Reproduce all of the lines below word for word, leaving out the pictures.

[start of Listing]

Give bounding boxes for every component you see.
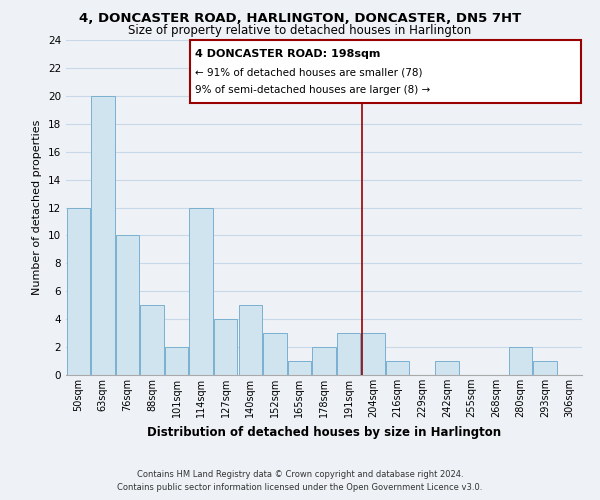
Text: 9% of semi-detached houses are larger (8) →: 9% of semi-detached houses are larger (8… <box>195 86 430 96</box>
Bar <box>313 347 335 375</box>
Bar <box>263 333 287 375</box>
Bar <box>214 319 238 375</box>
Text: Size of property relative to detached houses in Harlington: Size of property relative to detached ho… <box>128 24 472 37</box>
Bar <box>91 96 115 375</box>
Bar <box>386 361 409 375</box>
Bar <box>190 208 213 375</box>
Bar <box>533 361 557 375</box>
Bar <box>288 361 311 375</box>
Bar <box>435 361 458 375</box>
Bar <box>140 305 164 375</box>
Bar <box>239 305 262 375</box>
Text: ← 91% of detached houses are smaller (78): ← 91% of detached houses are smaller (78… <box>195 67 422 77</box>
Text: Contains HM Land Registry data © Crown copyright and database right 2024.
Contai: Contains HM Land Registry data © Crown c… <box>118 470 482 492</box>
Text: 4, DONCASTER ROAD, HARLINGTON, DONCASTER, DN5 7HT: 4, DONCASTER ROAD, HARLINGTON, DONCASTER… <box>79 12 521 26</box>
Bar <box>67 208 90 375</box>
Text: 4 DONCASTER ROAD: 198sqm: 4 DONCASTER ROAD: 198sqm <box>195 49 380 59</box>
Bar <box>337 333 360 375</box>
Bar <box>361 333 385 375</box>
Bar <box>116 236 139 375</box>
X-axis label: Distribution of detached houses by size in Harlington: Distribution of detached houses by size … <box>147 426 501 438</box>
Y-axis label: Number of detached properties: Number of detached properties <box>32 120 43 295</box>
Bar <box>509 347 532 375</box>
Bar <box>165 347 188 375</box>
FancyBboxPatch shape <box>190 40 581 103</box>
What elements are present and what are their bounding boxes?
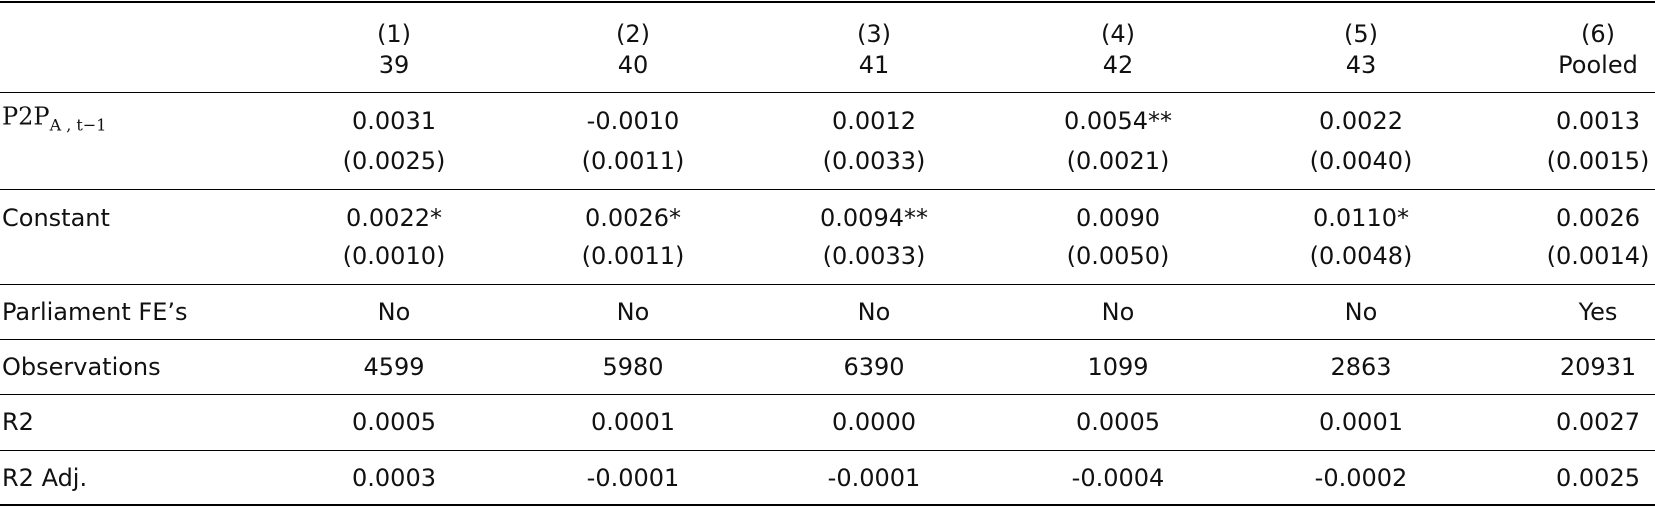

[end of Listing]

■ **The completed task**:
Give bounding boxes for every component you see.
Text: 9% of semi-detached houses are larger (8) →: 9% of semi-detached houses are larger (8… <box>195 86 430 96</box>
Bar <box>313 347 335 375</box>
Bar <box>263 333 287 375</box>
Bar <box>214 319 238 375</box>
Text: Size of property relative to detached houses in Harlington: Size of property relative to detached ho… <box>128 24 472 37</box>
Bar <box>91 96 115 375</box>
Bar <box>386 361 409 375</box>
Bar <box>190 208 213 375</box>
Bar <box>533 361 557 375</box>
Bar <box>288 361 311 375</box>
Bar <box>435 361 458 375</box>
Bar <box>140 305 164 375</box>
Bar <box>239 305 262 375</box>
Text: ← 91% of detached houses are smaller (78): ← 91% of detached houses are smaller (78… <box>195 67 422 77</box>
Text: Contains HM Land Registry data © Crown copyright and database right 2024.
Contai: Contains HM Land Registry data © Crown c… <box>118 470 482 492</box>
Text: 4, DONCASTER ROAD, HARLINGTON, DONCASTER, DN5 7HT: 4, DONCASTER ROAD, HARLINGTON, DONCASTER… <box>79 12 521 26</box>
Bar <box>67 208 90 375</box>
Text: 4 DONCASTER ROAD: 198sqm: 4 DONCASTER ROAD: 198sqm <box>195 49 380 59</box>
Bar <box>337 333 360 375</box>
Bar <box>361 333 385 375</box>
Bar <box>116 236 139 375</box>
X-axis label: Distribution of detached houses by size in Harlington: Distribution of detached houses by size … <box>147 426 501 438</box>
Y-axis label: Number of detached properties: Number of detached properties <box>32 120 43 295</box>
Bar <box>509 347 532 375</box>
Bar <box>165 347 188 375</box>
FancyBboxPatch shape <box>190 40 581 103</box>
What elements are present and what are their bounding boxes?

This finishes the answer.